#### [Set problem]
Pull every "VLAN" line out of the data below.

.....

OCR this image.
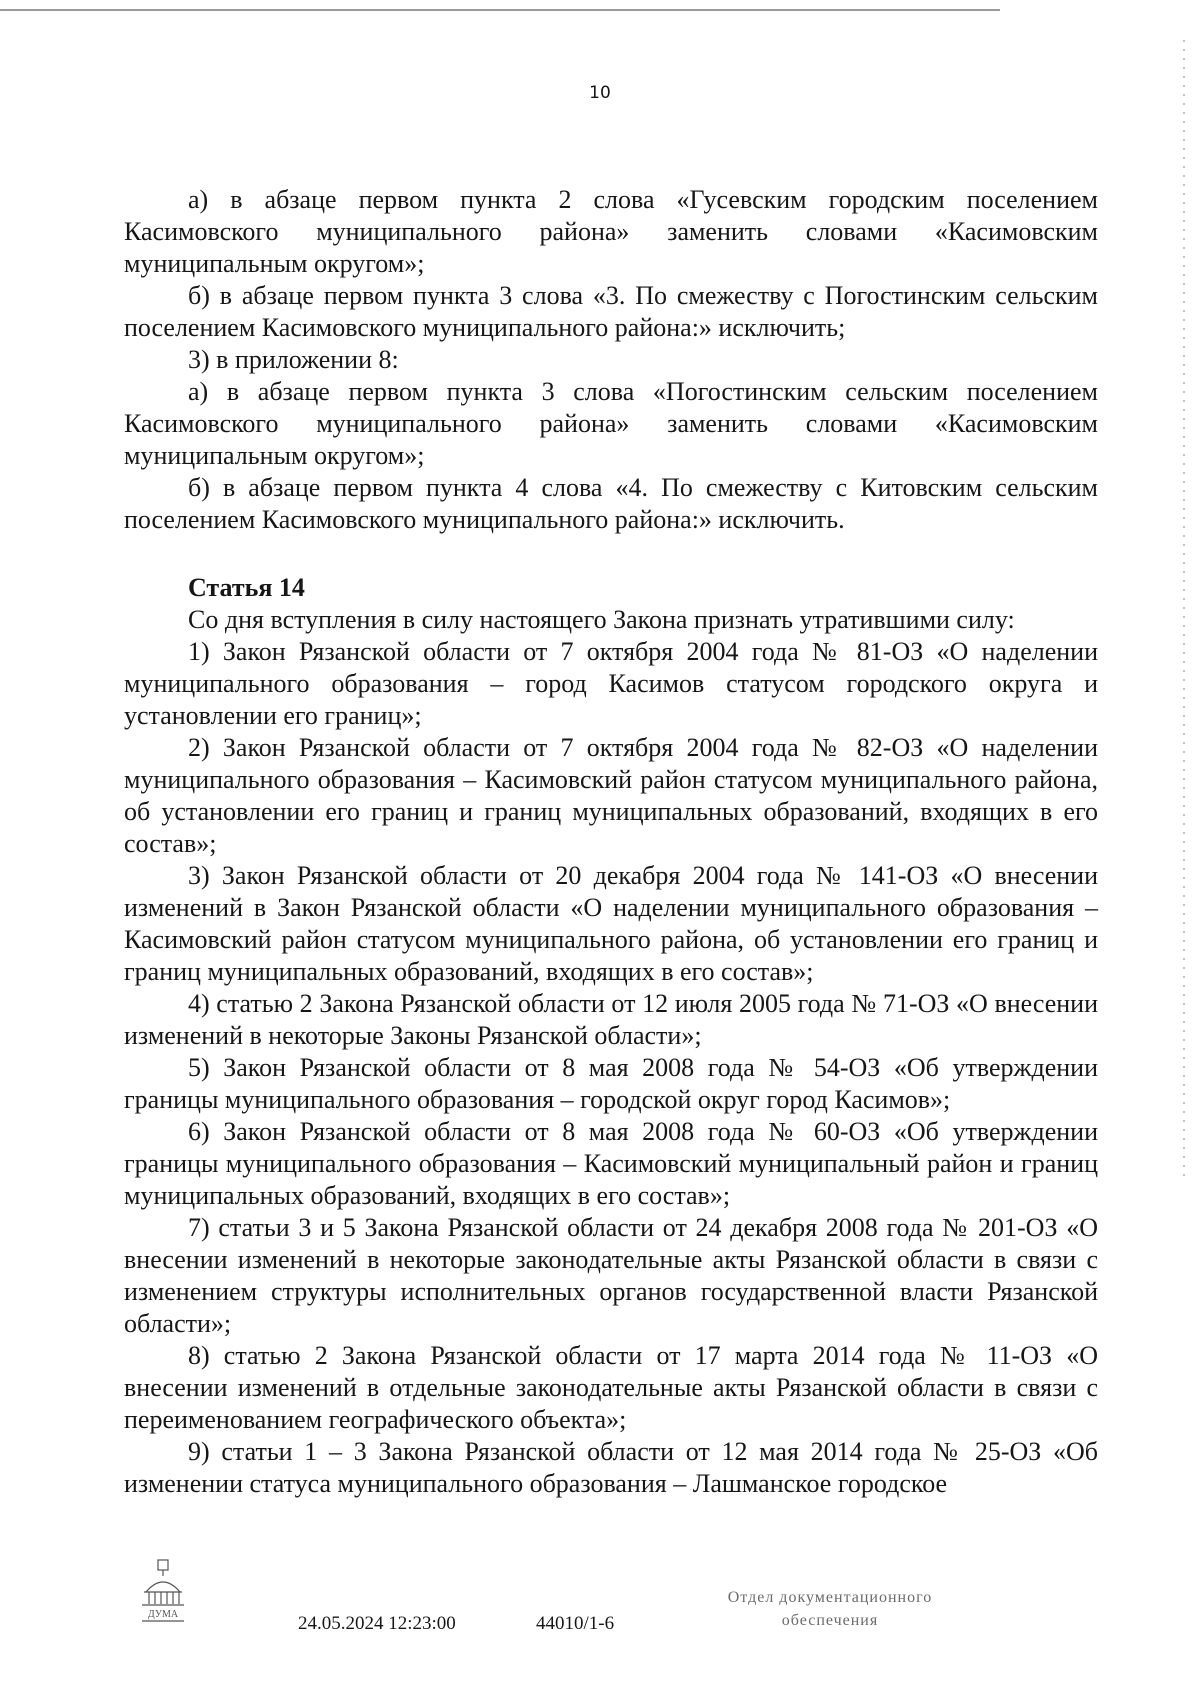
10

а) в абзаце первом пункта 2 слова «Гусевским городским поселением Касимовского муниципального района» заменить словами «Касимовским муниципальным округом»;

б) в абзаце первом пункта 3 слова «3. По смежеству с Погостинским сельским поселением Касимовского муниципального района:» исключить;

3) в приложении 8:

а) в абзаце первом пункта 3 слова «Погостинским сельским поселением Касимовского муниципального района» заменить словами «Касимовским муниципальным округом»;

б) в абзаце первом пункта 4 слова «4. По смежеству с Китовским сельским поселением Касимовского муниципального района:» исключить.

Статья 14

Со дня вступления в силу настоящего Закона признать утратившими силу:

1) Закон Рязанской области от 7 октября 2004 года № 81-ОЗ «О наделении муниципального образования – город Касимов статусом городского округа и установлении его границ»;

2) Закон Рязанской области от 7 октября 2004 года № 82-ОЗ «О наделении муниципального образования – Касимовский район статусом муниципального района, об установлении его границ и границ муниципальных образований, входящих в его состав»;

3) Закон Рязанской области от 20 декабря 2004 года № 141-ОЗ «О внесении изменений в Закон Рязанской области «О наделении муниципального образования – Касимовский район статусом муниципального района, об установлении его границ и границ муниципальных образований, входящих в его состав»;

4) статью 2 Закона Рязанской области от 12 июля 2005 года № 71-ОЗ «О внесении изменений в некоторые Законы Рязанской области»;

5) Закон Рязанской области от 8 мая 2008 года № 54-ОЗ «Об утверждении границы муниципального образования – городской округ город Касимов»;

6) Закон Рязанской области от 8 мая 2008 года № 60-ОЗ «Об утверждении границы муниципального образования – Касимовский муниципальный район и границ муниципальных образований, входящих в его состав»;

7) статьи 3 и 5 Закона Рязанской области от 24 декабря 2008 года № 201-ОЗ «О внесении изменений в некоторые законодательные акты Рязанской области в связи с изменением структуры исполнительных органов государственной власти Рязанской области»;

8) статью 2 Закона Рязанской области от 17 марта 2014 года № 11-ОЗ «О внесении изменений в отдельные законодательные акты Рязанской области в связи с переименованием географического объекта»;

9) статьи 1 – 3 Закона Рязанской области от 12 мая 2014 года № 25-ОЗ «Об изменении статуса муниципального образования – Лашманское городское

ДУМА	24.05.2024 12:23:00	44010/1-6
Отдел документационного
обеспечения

.....

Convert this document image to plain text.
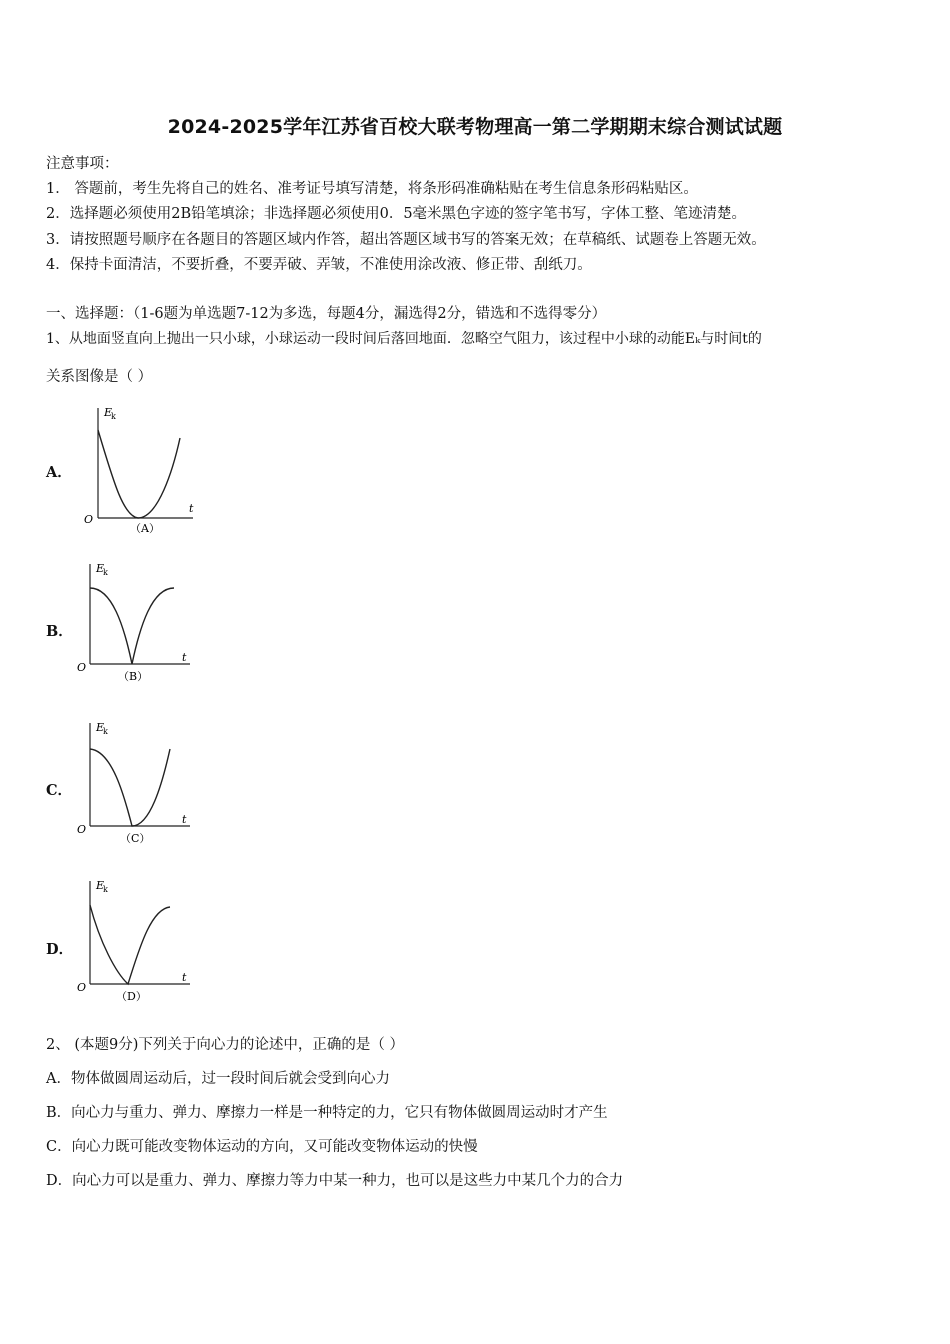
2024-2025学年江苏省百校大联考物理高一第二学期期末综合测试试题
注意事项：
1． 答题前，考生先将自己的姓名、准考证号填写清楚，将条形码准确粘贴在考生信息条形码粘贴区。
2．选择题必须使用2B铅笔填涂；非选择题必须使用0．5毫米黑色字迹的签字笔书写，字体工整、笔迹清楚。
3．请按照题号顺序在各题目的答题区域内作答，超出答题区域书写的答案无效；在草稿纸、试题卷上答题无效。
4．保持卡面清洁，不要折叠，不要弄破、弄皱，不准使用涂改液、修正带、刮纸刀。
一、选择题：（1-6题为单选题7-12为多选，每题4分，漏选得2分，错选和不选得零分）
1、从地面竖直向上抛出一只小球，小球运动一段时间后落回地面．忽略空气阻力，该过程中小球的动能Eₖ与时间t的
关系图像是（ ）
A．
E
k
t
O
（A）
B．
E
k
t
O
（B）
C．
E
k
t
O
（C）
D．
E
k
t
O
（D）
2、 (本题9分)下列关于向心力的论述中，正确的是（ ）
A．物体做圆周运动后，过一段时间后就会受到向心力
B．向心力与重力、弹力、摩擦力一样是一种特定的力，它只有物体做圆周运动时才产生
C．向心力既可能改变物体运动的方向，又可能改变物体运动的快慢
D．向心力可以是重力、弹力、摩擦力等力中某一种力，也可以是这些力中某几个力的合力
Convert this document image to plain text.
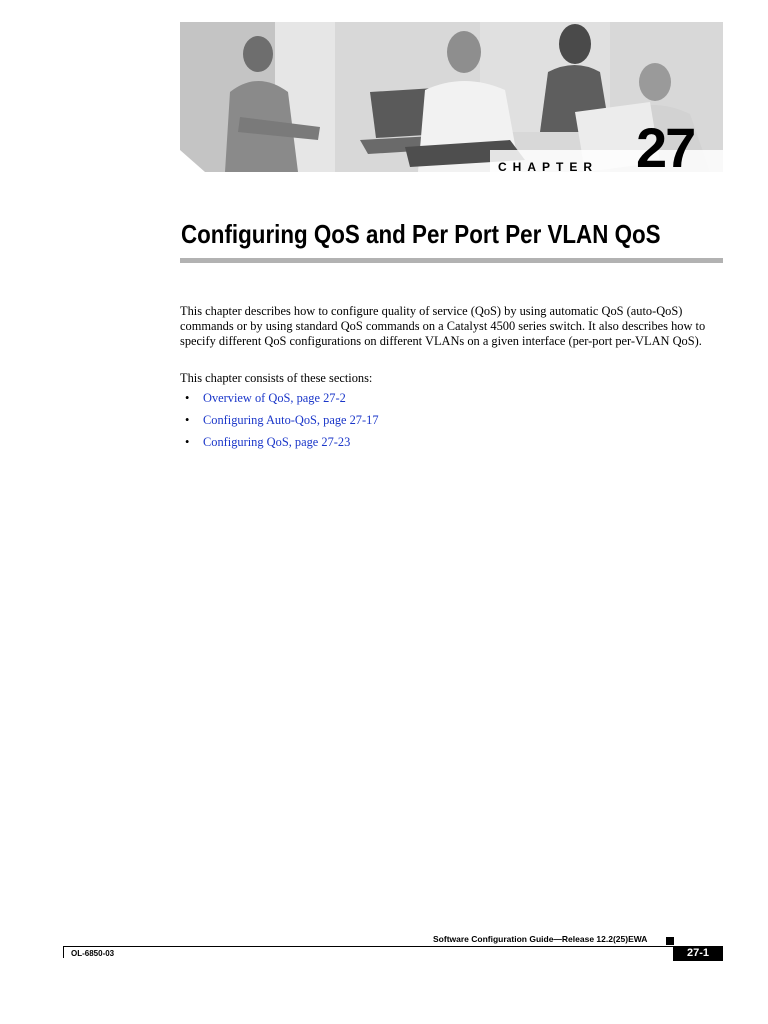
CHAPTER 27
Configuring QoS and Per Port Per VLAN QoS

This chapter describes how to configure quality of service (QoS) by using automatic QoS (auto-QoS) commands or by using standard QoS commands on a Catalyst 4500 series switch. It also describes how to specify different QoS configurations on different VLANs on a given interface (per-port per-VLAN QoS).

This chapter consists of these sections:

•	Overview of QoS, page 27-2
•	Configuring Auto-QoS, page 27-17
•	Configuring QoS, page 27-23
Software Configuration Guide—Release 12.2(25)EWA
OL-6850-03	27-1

.....

#### [Result for this exercise]
Configuring QoS and Per Port Per VLAN QoS
This chapter describes how to configure quality of service (QoS) by using automatic QoS (auto-QoS) commands or by using standard QoS commands on a Catalyst 4500 series switch. It also describes how to specify different QoS configurations on different VLANs on a given interface (per-port per-VLAN QoS).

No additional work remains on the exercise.